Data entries

══════

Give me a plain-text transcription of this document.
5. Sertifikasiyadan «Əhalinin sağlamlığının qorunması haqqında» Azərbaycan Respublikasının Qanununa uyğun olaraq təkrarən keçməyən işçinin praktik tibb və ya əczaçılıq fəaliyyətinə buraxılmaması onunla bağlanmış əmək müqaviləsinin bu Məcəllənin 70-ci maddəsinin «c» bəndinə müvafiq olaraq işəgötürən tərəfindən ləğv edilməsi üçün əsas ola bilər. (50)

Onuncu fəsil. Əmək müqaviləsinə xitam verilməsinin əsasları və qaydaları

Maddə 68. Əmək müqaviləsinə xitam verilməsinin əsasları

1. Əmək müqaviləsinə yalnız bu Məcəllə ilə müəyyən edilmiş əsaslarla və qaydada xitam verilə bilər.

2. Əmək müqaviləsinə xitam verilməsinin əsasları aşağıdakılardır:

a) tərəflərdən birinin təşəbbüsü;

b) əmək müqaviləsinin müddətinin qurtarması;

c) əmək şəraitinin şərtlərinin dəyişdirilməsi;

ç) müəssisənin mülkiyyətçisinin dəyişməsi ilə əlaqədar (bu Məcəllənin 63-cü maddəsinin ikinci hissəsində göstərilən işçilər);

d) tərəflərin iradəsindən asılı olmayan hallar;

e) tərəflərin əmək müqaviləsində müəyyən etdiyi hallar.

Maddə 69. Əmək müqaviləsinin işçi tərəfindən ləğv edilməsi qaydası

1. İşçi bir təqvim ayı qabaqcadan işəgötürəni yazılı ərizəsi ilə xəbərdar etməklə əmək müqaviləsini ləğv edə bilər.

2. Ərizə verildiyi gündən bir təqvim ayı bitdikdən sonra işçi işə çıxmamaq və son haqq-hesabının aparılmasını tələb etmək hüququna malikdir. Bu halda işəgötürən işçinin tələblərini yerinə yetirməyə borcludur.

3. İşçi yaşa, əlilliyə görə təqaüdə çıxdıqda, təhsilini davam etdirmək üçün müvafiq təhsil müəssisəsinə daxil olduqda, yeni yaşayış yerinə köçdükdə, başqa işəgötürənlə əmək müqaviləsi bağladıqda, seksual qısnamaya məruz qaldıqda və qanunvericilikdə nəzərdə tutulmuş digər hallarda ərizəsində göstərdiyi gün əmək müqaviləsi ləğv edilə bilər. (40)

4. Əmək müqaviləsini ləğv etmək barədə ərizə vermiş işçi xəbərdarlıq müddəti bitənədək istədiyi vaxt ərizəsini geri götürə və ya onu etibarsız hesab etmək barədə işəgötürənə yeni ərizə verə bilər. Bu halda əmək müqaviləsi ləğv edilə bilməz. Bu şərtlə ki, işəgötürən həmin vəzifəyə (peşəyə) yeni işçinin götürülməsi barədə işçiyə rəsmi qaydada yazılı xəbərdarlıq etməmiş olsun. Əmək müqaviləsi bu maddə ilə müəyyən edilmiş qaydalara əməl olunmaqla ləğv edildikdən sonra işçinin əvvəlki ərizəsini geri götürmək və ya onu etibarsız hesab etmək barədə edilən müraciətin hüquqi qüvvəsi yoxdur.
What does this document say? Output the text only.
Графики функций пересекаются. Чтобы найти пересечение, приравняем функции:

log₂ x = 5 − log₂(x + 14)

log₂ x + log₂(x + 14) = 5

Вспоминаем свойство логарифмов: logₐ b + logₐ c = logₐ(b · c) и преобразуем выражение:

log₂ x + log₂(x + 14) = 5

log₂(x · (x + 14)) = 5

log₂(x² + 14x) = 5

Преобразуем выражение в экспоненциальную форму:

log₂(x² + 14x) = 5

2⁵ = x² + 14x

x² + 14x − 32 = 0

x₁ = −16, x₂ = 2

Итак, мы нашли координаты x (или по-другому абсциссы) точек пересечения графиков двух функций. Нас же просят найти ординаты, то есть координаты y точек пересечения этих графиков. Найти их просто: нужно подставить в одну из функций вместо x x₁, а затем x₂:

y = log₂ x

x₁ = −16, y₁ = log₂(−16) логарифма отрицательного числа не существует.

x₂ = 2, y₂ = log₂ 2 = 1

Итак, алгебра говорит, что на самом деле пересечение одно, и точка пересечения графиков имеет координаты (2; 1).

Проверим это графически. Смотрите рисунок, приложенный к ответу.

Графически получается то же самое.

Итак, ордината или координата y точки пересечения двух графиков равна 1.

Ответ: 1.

══════

→ Problem description: Give the records above again, word for word.

→ Task response:
Give me a plain-text transcription of this document.
5. Sertifikasiyadan «Əhalinin sağlamlığının qorunması haqqında» Azərbaycan Respublikasının Qanununa uyğun olaraq təkrarən keçməyən işçinin praktik tibb və ya əczaçılıq fəaliyyətinə buraxılmaması onunla bağlanmış əmək müqaviləsinin bu Məcəllənin 70-ci maddəsinin «c» bəndinə müvafiq olaraq işəgötürən tərəfindən ləğv edilməsi üçün əsas ola bilər. (50)

Onuncu fəsil. Əmək müqaviləsinə xitam verilməsinin əsasları və qaydaları

Maddə 68. Əmək müqaviləsinə xitam verilməsinin əsasları

1. Əmək müqaviləsinə yalnız bu Məcəllə ilə müəyyən edilmiş əsaslarla və qaydada xitam verilə bilər.

2. Əmək müqaviləsinə xitam verilməsinin əsasları aşağıdakılardır:

a) tərəflərdən birinin təşəbbüsü;

b) əmək müqaviləsinin müddətinin qurtarması;

c) əmək şəraitinin şərtlərinin dəyişdirilməsi;

ç) müəssisənin mülkiyyətçisinin dəyişməsi ilə əlaqədar (bu Məcəllənin 63-cü maddəsinin ikinci hissəsində göstərilən işçilər);

d) tərəflərin iradəsindən asılı olmayan hallar;

e) tərəflərin əmək müqaviləsində müəyyən etdiyi hallar.

Maddə 69. Əmək müqaviləsinin işçi tərəfindən ləğv edilməsi qaydası

1. İşçi bir təqvim ayı qabaqcadan işəgötürəni yazılı ərizəsi ilə xəbərdar etməklə əmək müqaviləsini ləğv edə bilər.

2. Ərizə verildiyi gündən bir təqvim ayı bitdikdən sonra işçi işə çıxmamaq və son haqq-hesabının aparılmasını tələb etmək hüququna malikdir. Bu halda işəgötürən işçinin tələblərini yerinə yetirməyə borcludur.

3. İşçi yaşa, əlilliyə görə təqaüdə çıxdıqda, təhsilini davam etdirmək üçün müvafiq təhsil müəssisəsinə daxil olduqda, yeni yaşayış yerinə köçdükdə, başqa işəgötürənlə əmək müqaviləsi bağladıqda, seksual qısnamaya məruz qaldıqda və qanunvericilikdə nəzərdə tutulmuş digər hallarda ərizəsində göstərdiyi gün əmək müqaviləsi ləğv edilə bilər. (40)

4. Əmək müqaviləsini ləğv etmək barədə ərizə vermiş işçi xəbərdarlıq müddəti bitənədək istədiyi vaxt ərizəsini geri götürə və ya onu etibarsız hesab etmək barədə işəgötürənə yeni ərizə verə bilər. Bu halda əmək müqaviləsi ləğv edilə bilməz. Bu şərtlə ki, işəgötürən həmin vəzifəyə (peşəyə) yeni işçinin götürülməsi barədə işçiyə rəsmi qaydada yazılı xəbərdarlıq etməmiş olsun. Əmək müqaviləsi bu maddə ilə müəyyən edilmiş qaydalara əməl olunmaqla ləğv edildikdən sonra işçinin əvvəlki ərizəsini geri götürmək və ya onu etibarsız hesab etmək barədə edilən müraciətin hüquqi qüvvəsi yoxdur.
What does this document say? Output the text only.
Графики функций пересекаются. Чтобы найти пересечение, приравняем функции:

log₂ x = 5 − log₂(x + 14)

log₂ x + log₂(x + 14) = 5

Вспоминаем свойство логарифмов: logₐ b + logₐ c = logₐ(b · c) и преобразуем выражение:

log₂ x + log₂(x + 14) = 5

log₂(x · (x + 14)) = 5

log₂(x² + 14x) = 5

Преобразуем выражение в экспоненциальную форму:

log₂(x² + 14x) = 5

2⁵ = x² + 14x

x² + 14x − 32 = 0

x₁ = −16, x₂ = 2

Итак, мы нашли координаты x (или по-другому абсциссы) точек пересечения графиков двух функций. Нас же просят найти ординаты, то есть координаты y точек пересечения этих графиков. Найти их просто: нужно подставить в одну из функций вместо x x₁, а затем x₂:

y = log₂ x

x₁ = −16, y₁ = log₂(−16) логарифма отрицательного числа не существует.

x₂ = 2, y₂ = log₂ 2 = 1

Итак, алгебра говорит, что на самом деле пересечение одно, и точка пересечения графиков имеет координаты (2; 1).

Проверим это графически. Смотрите рисунок, приложенный к ответу.

Графически получается то же самое.

Итак, ордината или координата y точки пересечения двух графиков равна 1.

Ответ: 1.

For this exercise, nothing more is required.